BEGIN Extracted records

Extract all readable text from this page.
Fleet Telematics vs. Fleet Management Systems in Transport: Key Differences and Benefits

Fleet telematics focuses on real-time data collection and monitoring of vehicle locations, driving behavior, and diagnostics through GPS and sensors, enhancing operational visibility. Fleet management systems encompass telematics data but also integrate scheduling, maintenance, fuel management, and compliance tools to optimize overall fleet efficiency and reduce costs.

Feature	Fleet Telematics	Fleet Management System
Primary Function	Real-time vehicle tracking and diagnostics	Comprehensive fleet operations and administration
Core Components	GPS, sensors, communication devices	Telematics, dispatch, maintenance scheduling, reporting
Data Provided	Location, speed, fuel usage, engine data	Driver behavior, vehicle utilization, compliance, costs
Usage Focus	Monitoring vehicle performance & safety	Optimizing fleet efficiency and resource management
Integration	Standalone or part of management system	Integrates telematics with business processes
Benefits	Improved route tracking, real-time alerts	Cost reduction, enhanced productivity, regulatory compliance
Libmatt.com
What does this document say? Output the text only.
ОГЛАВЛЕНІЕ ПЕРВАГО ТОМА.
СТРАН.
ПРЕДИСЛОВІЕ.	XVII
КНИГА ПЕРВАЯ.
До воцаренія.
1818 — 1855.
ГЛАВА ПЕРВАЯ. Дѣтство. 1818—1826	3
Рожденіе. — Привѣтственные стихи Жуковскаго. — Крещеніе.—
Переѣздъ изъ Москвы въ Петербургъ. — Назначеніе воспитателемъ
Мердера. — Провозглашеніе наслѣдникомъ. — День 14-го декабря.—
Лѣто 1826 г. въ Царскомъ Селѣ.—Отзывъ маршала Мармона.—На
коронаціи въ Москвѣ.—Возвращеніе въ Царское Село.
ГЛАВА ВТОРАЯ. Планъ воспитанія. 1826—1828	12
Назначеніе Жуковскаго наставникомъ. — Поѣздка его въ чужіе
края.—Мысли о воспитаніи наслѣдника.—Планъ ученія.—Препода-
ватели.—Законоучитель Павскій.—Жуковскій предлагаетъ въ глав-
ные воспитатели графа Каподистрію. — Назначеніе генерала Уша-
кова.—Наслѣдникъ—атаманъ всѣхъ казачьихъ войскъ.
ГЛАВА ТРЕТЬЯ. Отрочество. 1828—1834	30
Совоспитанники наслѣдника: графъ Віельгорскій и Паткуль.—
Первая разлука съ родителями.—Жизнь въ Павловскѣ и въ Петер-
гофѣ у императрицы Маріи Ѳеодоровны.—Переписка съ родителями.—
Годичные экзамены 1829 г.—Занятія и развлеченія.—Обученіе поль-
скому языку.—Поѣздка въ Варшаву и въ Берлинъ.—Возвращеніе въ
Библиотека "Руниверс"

END Extracted records

**Goal**
Find the line with "What does this" in the listing above, then write out that line and each remaining line exactly, with no other text.

**Task response**
What does this document say? Output the text only.
ОГЛАВЛЕНІЕ ПЕРВАГО ТОМА.
СТРАН.
ПРЕДИСЛОВІЕ.	XVII
КНИГА ПЕРВАЯ.
До воцаренія.
1818 — 1855.
ГЛАВА ПЕРВАЯ. Дѣтство. 1818—1826	3
Рожденіе. — Привѣтственные стихи Жуковскаго. — Крещеніе.—
Переѣздъ изъ Москвы въ Петербургъ. — Назначеніе воспитателемъ
Мердера. — Провозглашеніе наслѣдникомъ. — День 14-го декабря.—
Лѣто 1826 г. въ Царскомъ Селѣ.—Отзывъ маршала Мармона.—На
коронаціи въ Москвѣ.—Возвращеніе въ Царское Село.
ГЛАВА ВТОРАЯ. Планъ воспитанія. 1826—1828	12
Назначеніе Жуковскаго наставникомъ. — Поѣздка его въ чужіе
края.—Мысли о воспитаніи наслѣдника.—Планъ ученія.—Препода-
ватели.—Законоучитель Павскій.—Жуковскій предлагаетъ въ глав-
ные воспитатели графа Каподистрію. — Назначеніе генерала Уша-
кова.—Наслѣдникъ—атаманъ всѣхъ казачьихъ войскъ.
ГЛАВА ТРЕТЬЯ. Отрочество. 1828—1834	30
Совоспитанники наслѣдника: графъ Віельгорскій и Паткуль.—
Первая разлука съ родителями.—Жизнь въ Павловскѣ и въ Петер-
гофѣ у императрицы Маріи Ѳеодоровны.—Переписка съ родителями.—
Годичные экзамены 1829 г.—Занятія и развлеченія.—Обученіе поль-
скому языку.—Поѣздка въ Варшаву и въ Берлинъ.—Возвращеніе въ
Библиотека "Руниверс"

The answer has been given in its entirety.